[Problem] Return every line of the records below verbatim, with no pictures in the copy.

Dataset records:
★ ★ ★ ★

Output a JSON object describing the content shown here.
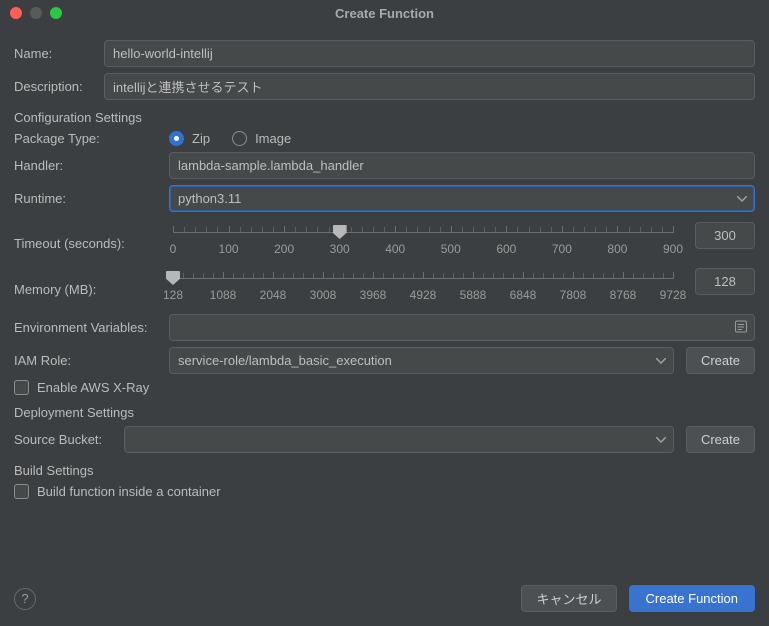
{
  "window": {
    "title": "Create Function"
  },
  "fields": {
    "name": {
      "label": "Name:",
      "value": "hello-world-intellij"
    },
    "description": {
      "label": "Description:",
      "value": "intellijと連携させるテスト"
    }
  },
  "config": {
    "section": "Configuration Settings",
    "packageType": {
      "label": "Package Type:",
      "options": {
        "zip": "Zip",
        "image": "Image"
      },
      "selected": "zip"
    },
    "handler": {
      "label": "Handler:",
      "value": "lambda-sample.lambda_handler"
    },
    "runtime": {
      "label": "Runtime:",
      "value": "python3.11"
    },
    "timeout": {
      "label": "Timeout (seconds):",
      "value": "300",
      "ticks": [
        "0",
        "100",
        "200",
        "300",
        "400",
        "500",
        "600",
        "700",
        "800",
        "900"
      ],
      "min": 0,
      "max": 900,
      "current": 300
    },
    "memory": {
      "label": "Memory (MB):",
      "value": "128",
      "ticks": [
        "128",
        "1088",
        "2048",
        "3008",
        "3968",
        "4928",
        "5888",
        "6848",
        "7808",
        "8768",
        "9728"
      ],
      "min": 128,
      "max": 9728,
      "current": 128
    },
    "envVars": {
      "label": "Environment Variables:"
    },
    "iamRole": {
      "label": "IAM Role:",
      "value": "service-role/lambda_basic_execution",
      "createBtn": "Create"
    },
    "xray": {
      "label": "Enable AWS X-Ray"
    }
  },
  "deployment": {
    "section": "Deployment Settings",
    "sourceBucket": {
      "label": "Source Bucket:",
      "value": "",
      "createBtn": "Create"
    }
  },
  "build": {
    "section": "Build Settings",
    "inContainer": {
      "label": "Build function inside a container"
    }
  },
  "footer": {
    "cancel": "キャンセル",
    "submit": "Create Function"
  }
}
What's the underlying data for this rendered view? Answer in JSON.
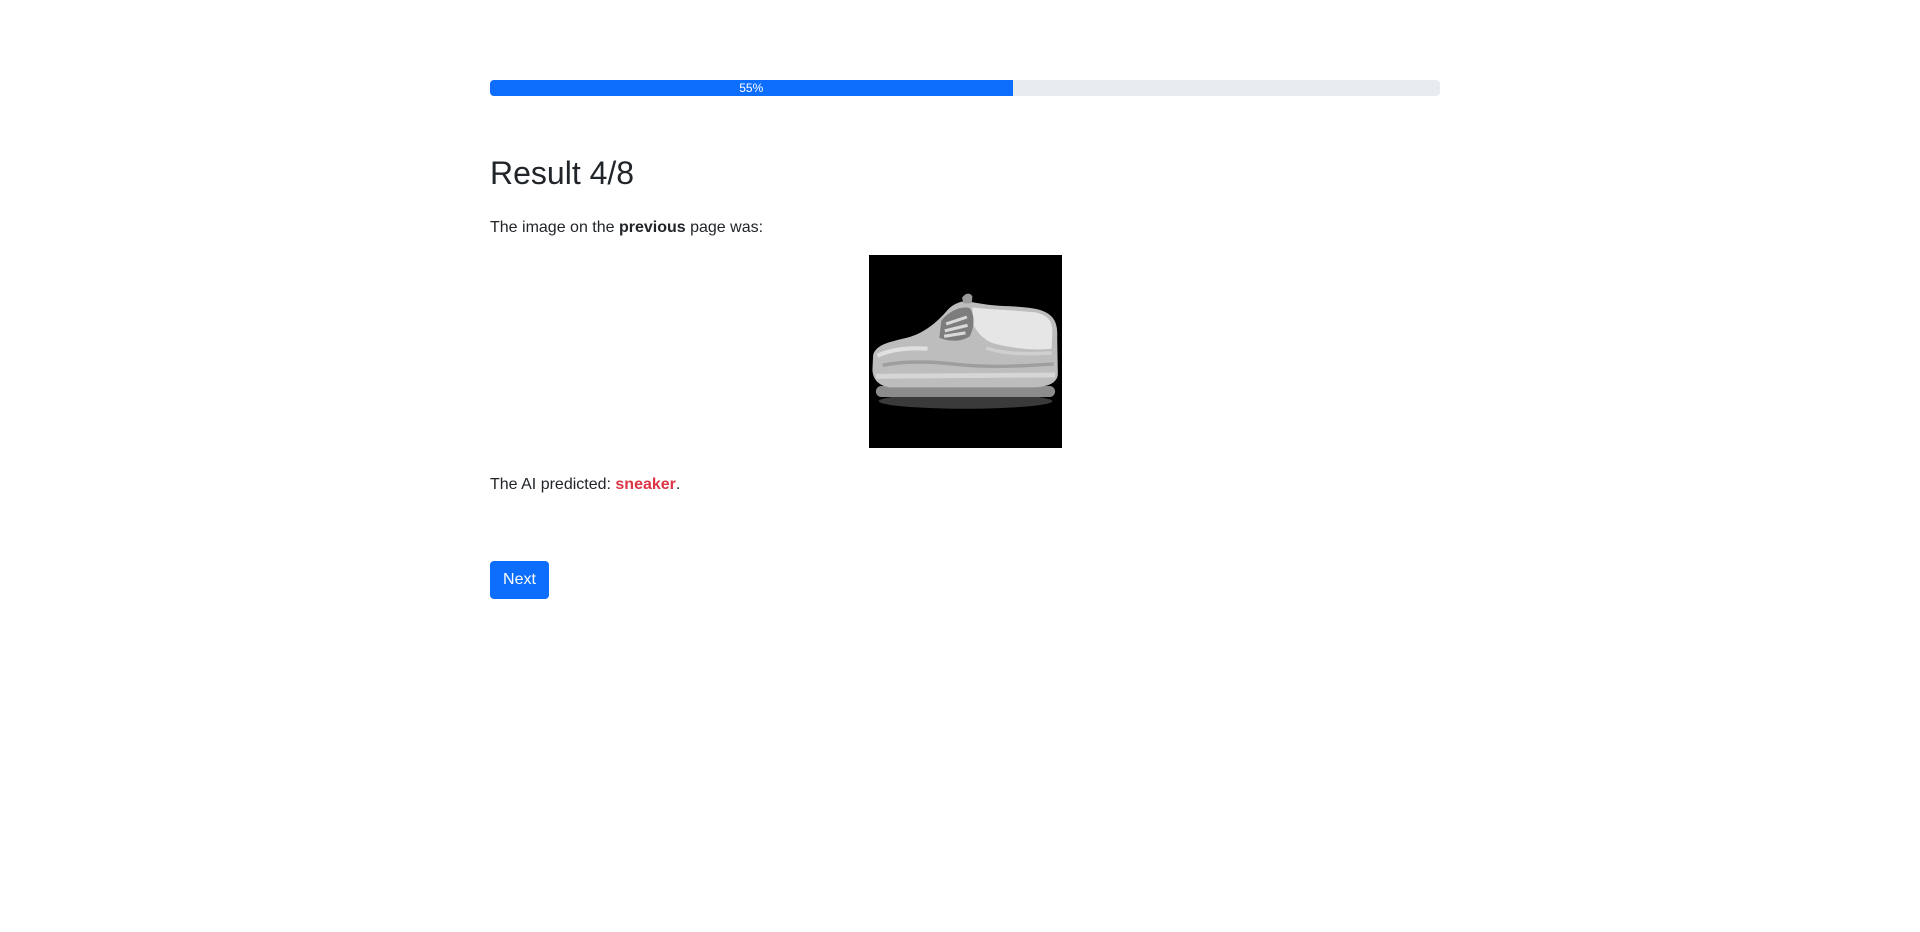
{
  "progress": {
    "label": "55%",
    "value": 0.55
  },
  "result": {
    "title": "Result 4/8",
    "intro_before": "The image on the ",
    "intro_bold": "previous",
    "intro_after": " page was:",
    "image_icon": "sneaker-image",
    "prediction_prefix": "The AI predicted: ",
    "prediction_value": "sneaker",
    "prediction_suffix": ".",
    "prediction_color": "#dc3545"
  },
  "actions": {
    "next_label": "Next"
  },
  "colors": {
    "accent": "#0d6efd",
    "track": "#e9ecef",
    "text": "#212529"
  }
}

★ ★ ★ ★

[Written response]
Output a JSON object describing the content shown here.
{
  "window": {
    "title": "Create Function"
  },
  "fields": {
    "name": {
      "label": "Name:",
      "value": "hello-world-intellij"
    },
    "description": {
      "label": "Description:",
      "value": "intellijと連携させるテスト"
    }
  },
  "config": {
    "section": "Configuration Settings",
    "packageType": {
      "label": "Package Type:",
      "options": {
        "zip": "Zip",
        "image": "Image"
      },
      "selected": "zip"
    },
    "handler": {
      "label": "Handler:",
      "value": "lambda-sample.lambda_handler"
    },
    "runtime": {
      "label": "Runtime:",
      "value": "python3.11"
    },
    "timeout": {
      "label": "Timeout (seconds):",
      "value": "300",
      "ticks": [
        "0",
        "100",
        "200",
        "300",
        "400",
        "500",
        "600",
        "700",
        "800",
        "900"
      ],
      "min": 0,
      "max": 900,
      "current": 300
    },
    "memory": {
      "label": "Memory (MB):",
      "value": "128",
      "ticks": [
        "128",
        "1088",
        "2048",
        "3008",
        "3968",
        "4928",
        "5888",
        "6848",
        "7808",
        "8768",
        "9728"
      ],
      "min": 128,
      "max": 9728,
      "current": 128
    },
    "envVars": {
      "label": "Environment Variables:"
    },
    "iamRole": {
      "label": "IAM Role:",
      "value": "service-role/lambda_basic_execution",
      "createBtn": "Create"
    },
    "xray": {
      "label": "Enable AWS X-Ray"
    }
  },
  "deployment": {
    "section": "Deployment Settings",
    "sourceBucket": {
      "label": "Source Bucket:",
      "value": "",
      "createBtn": "Create"
    }
  },
  "build": {
    "section": "Build Settings",
    "inContainer": {
      "label": "Build function inside a container"
    }
  },
  "footer": {
    "cancel": "キャンセル",
    "submit": "Create Function"
  }
}
What's the underlying data for this rendered view? Answer in JSON.
{
  "progress": {
    "label": "55%",
    "value": 0.55
  },
  "result": {
    "title": "Result 4/8",
    "intro_before": "The image on the ",
    "intro_bold": "previous",
    "intro_after": " page was:",
    "image_icon": "sneaker-image",
    "prediction_prefix": "The AI predicted: ",
    "prediction_value": "sneaker",
    "prediction_suffix": ".",
    "prediction_color": "#dc3545"
  },
  "actions": {
    "next_label": "Next"
  },
  "colors": {
    "accent": "#0d6efd",
    "track": "#e9ecef",
    "text": "#212529"
  }
}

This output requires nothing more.